### Challenge
Identify the lines that contain the word "Consumer" and copy each one.

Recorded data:
- - - - -
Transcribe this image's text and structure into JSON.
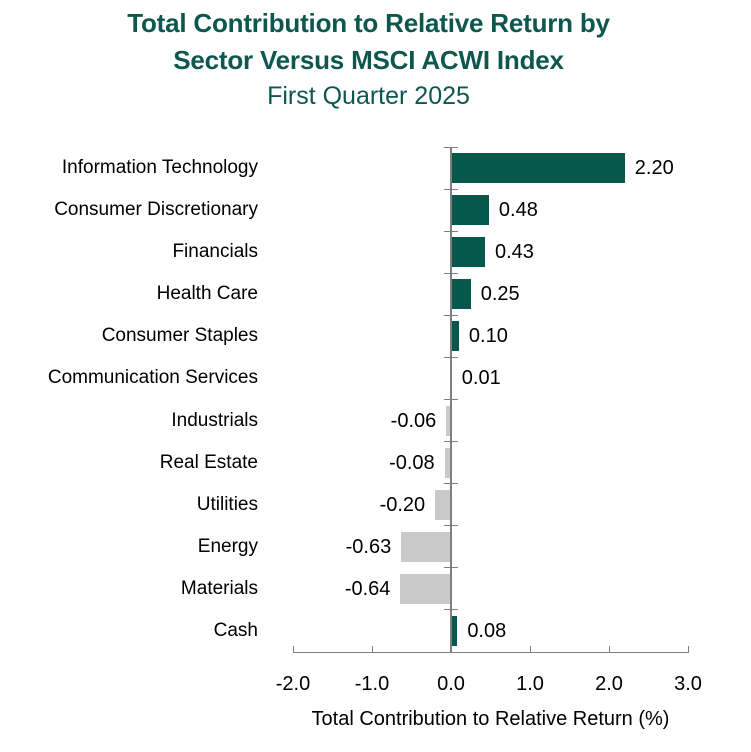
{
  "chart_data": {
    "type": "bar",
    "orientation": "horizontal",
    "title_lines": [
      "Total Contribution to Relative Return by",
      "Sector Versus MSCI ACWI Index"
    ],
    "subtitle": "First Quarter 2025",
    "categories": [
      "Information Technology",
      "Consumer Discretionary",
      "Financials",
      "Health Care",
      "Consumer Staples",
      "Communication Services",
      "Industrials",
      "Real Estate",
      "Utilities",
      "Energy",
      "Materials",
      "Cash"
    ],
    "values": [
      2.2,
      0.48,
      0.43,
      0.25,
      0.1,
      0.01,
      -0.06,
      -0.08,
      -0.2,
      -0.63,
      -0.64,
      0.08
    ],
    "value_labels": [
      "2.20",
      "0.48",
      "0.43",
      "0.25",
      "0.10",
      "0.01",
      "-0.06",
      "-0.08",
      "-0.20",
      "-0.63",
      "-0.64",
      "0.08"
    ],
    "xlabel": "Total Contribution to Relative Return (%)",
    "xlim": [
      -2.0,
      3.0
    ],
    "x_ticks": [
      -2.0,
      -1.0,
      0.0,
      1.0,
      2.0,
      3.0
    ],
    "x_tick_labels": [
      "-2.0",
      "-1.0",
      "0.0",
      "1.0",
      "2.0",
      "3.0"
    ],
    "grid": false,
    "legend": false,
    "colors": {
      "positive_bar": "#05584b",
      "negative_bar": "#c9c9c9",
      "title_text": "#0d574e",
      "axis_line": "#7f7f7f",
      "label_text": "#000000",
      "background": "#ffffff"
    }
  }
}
- - - - -
### Full solution
      "Consumer Discretionary",
      "Consumer Staples",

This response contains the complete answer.